And, there are a lot of different outcomes that may happen when all is said and done. “We may eventually have it where buyer commissions can be rolled into the mortgage. I mean, they kind of are today,” says Hahn. “So, the question is, ‘What do the powers that be want?’ And, that may be real estate commissions closer to 2% rather than 6%. That may determine the direction many brokers go.”

The biggest question remains: What will buyers do? How you prepare hinges on how they will act if cooperation and compensation goes away. Will they still use a buyers’ agent to find a house? “All our our consumer research points to yes,” says Murray.

Here are a couple things brokers may want to consider implementing:

Buyer representation agreements

Murray and Hahn recommend that brokers shore up buy-side presentations and buyer representation agreements. “You must train all of your agents as to how you’re going to get compensated,” said Murray. And, he notes, brokers should figure out how buyers’ agents are going to represent real value to home buyers. “Otherwise, the industry is looking at losing anywhere between 20% to 25% of the total gross revenues of the industry.”

This concept of buyer representation agreements isn’t new. Merle Whitehead, who in 2016 sold his brokerage RealtyUSA to Howard Hanna Real Estate Services, “years ago, worked diligently to increase the share of buyers who were under contract to work with his agents,” says Murray. “He got up to 20% to 30%, as I recall.”

Manage away from sales offices

An obvious thing to do is shore up core services; however, Murray says, “You can’t lose a lot of money in the brokerage business with the hopes that core services will subsidize it.” So, he recommends brokerages “manage their companies away from a sales office-based culture.” That means cutting occupancy and operating costs. “I suggest they ask the questions, ‘What do top producers actually use at a brokerage company?’ That will help you decide what can go,” he says.

In our research, RealTrends interviewed top producers from RealTrends 500 firms and many didn’t bring up marketing, technology or office space as the top reasons they’re at their firm. They did mention good branding and the people.

[EXPLORE THE MATERIAL]
1. Return the portion of the passage on real estate brokerages starting with "Manage away from" and going on through "and the people.".
2. Decide whether each statement below agrees with the passage on real estate brokerages, answering yes or no and quoting the words that settle it: (a) Merle Whitehead sold RealtyUSA to Howard Hanna Real Estate Services in 2016. (b) Many of the top producers interviewed by RealTrends cited office space among the top reasons they are at their firm. (c) Murray warns that the industry could lose between 20% and 25% of its total gross revenues.
3. Continue the passage on real estate brokerages from the point where it ends.

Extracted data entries
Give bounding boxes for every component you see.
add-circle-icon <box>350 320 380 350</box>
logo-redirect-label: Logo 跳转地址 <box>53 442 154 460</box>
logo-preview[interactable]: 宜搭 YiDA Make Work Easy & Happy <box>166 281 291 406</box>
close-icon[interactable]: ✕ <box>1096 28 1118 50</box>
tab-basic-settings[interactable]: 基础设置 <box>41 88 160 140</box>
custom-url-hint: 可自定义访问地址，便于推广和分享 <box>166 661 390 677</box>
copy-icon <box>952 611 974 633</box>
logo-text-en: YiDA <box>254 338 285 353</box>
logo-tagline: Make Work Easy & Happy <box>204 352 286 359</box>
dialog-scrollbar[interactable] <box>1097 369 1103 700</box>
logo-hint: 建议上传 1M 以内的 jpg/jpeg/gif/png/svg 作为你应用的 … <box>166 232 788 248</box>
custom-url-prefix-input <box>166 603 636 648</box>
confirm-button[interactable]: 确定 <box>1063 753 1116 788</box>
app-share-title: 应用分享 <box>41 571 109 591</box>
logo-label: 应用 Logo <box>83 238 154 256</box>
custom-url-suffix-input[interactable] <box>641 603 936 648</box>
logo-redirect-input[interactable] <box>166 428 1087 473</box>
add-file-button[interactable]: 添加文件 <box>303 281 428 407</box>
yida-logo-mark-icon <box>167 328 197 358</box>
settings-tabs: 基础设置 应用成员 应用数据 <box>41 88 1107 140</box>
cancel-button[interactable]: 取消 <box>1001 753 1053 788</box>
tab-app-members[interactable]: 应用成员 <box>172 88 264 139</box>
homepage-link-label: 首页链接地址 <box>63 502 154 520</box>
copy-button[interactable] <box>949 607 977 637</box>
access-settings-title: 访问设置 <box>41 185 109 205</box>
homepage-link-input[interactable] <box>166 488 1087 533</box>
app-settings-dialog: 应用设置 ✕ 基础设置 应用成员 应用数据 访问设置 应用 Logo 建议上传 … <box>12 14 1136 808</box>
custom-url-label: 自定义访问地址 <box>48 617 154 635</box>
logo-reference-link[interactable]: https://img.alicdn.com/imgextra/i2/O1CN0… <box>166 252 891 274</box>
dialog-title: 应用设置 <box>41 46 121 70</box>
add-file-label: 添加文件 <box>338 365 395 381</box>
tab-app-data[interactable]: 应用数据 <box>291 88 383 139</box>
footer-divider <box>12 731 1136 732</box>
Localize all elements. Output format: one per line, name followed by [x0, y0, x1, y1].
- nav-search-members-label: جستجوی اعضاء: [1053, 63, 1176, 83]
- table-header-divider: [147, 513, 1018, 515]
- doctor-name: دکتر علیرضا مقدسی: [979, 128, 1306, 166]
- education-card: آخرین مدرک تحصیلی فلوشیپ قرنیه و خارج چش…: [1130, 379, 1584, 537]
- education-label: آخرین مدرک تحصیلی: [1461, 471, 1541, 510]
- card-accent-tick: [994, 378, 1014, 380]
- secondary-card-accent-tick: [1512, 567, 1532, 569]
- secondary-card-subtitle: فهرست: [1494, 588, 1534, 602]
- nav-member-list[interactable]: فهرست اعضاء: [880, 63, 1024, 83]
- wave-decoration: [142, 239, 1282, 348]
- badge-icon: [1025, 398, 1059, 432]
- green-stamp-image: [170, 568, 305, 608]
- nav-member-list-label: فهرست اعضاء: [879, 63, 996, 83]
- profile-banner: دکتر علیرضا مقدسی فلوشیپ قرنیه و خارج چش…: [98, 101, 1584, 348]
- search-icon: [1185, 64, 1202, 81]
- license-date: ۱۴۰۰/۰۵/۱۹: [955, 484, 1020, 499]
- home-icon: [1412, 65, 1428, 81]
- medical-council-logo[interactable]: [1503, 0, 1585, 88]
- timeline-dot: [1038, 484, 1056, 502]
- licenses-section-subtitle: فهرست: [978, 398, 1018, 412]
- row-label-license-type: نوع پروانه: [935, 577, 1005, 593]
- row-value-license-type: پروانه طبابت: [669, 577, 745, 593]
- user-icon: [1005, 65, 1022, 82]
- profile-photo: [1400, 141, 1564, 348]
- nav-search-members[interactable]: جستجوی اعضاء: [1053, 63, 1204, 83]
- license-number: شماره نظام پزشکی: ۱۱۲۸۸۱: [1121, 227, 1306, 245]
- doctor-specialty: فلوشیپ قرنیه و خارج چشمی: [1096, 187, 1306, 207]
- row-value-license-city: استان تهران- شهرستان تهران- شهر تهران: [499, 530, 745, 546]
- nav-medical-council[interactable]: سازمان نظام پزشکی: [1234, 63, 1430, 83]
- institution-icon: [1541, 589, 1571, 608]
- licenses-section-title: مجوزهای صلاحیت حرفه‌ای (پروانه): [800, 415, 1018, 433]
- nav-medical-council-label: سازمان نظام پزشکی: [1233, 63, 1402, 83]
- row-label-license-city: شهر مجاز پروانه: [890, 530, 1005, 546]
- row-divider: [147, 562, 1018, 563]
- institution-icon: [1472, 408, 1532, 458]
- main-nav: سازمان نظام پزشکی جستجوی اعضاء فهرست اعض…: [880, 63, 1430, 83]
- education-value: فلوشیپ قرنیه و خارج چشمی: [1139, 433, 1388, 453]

[YOUR RESPONSES]
1.
Manage away from sales offices

An obvious thing to do is shore up core services; however, Murray says, “You can’t lose a lot of money in the brokerage business with the hopes that core services will subsidize it.” So, he recommends brokerages “manage their companies away from a sales office-based culture.” That means cutting occupancy and operating costs. “I suggest they ask the questions, ‘What do top producers actually use at a brokerage company?’ That will help you decide what can go,” he says.

In our research, RealTrends interviewed top producers from RealTrends 500 firms and many didn’t bring up marketing, technology or office space as the top reasons they’re at their firm. They did mention good branding and the people.

2.
(a) Yes: "Merle Whitehead, who in 2016 sold his brokerage RealtyUSA to Howard Hanna Real Estate Services"
(b) No: "many didn’t bring up marketing, technology or office space as the top reasons they’re at their firm"
(c) Yes: "the industry is looking at losing anywhere between 20% to 25% of the total gross revenues of the industry"

3.
If it doesn’t seem there’s much you can do to prepare, it’s because there isn’t. “There are so many unknowns that it’s hard to plan for every scenario, but brokers can make changes today that can give them an edge,” says Murray. “And, their leadership teams should be brainstorming.”

Alternative business models

One broker who says he is prepared is Scott Brady, owner of Progressive Property Management Inc. in California. “I ran a Coldwell Banker franchise and life was great. Then, the Great Recession hit, and I didn’t see it coming. I was just too busy building the company, selling real estate and developing properties.”

Brady had already been through three recessions. “Every time, my family was in the construction lending business, and they’d lose homes and file bankruptsy. So, I had some scar tissue from that,” he said. So, in 2012, he decided to start a property management company rather another traditional real estate brokerage. “Fast forward to 2022, and we manage 1,200 properties through Southern California. Our property managers are real estate agents and we run association management, as well,” he said. He said they run 80 associations with 4,000 owners.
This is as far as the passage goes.